__What you will do__:
Repeat the entries that follow verbatim, without any of their pictures.
──────────────────────────────
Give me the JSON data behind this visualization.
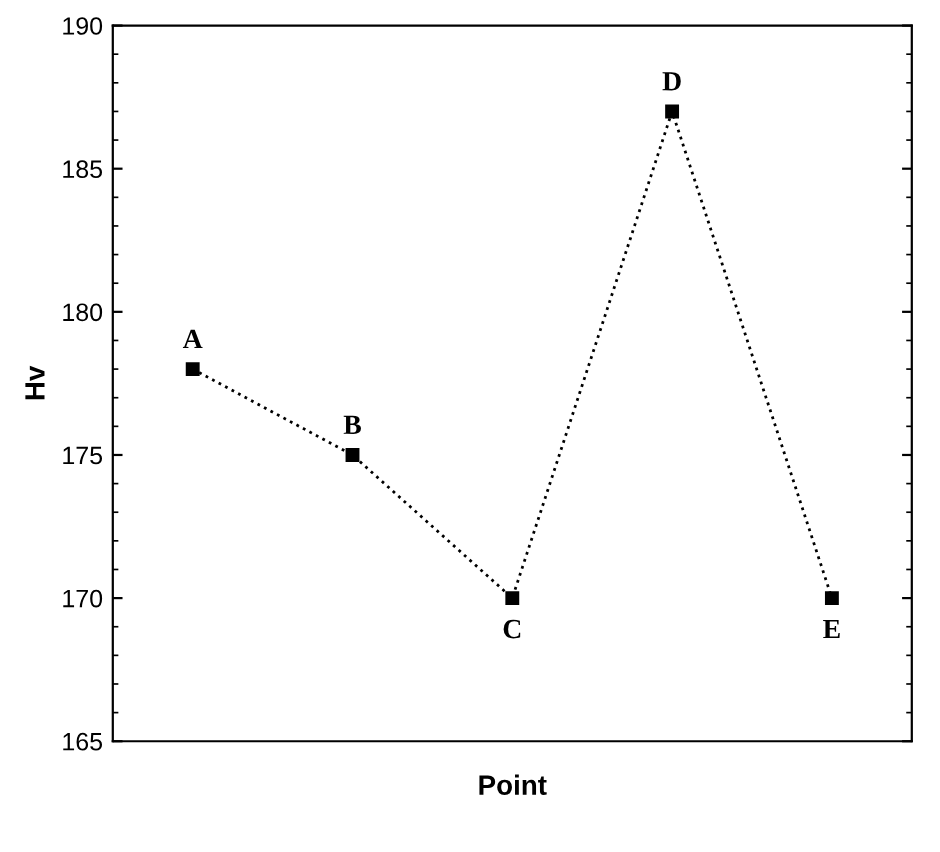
{
  "chart_data": {
    "type": "line",
    "xlabel": "Point",
    "ylabel": "Hv",
    "categories": [
      "A",
      "B",
      "C",
      "D",
      "E"
    ],
    "series": [
      {
        "color": "#000000",
        "values": [
          178,
          175,
          170,
          187,
          170
        ]
      }
    ],
    "ylim": [
      165,
      190
    ],
    "yticks": [
      165,
      170,
      175,
      180,
      185,
      190
    ],
    "marker": "square",
    "line_style": "dotted",
    "grid": false,
    "tick_labels": "y"
  }
}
──────────────────────────────
__The output__:
Give me the JSON data behind this visualization.
{
  "chart_data": {
    "type": "line",
    "xlabel": "Point",
    "ylabel": "Hv",
    "categories": [
      "A",
      "B",
      "C",
      "D",
      "E"
    ],
    "series": [
      {
        "color": "#000000",
        "values": [
          178,
          175,
          170,
          187,
          170
        ]
      }
    ],
    "ylim": [
      165,
      190
    ],
    "yticks": [
      165,
      170,
      175,
      180,
      185,
      190
    ],
    "marker": "square",
    "line_style": "dotted",
    "grid": false,
    "tick_labels": "y"
  }
}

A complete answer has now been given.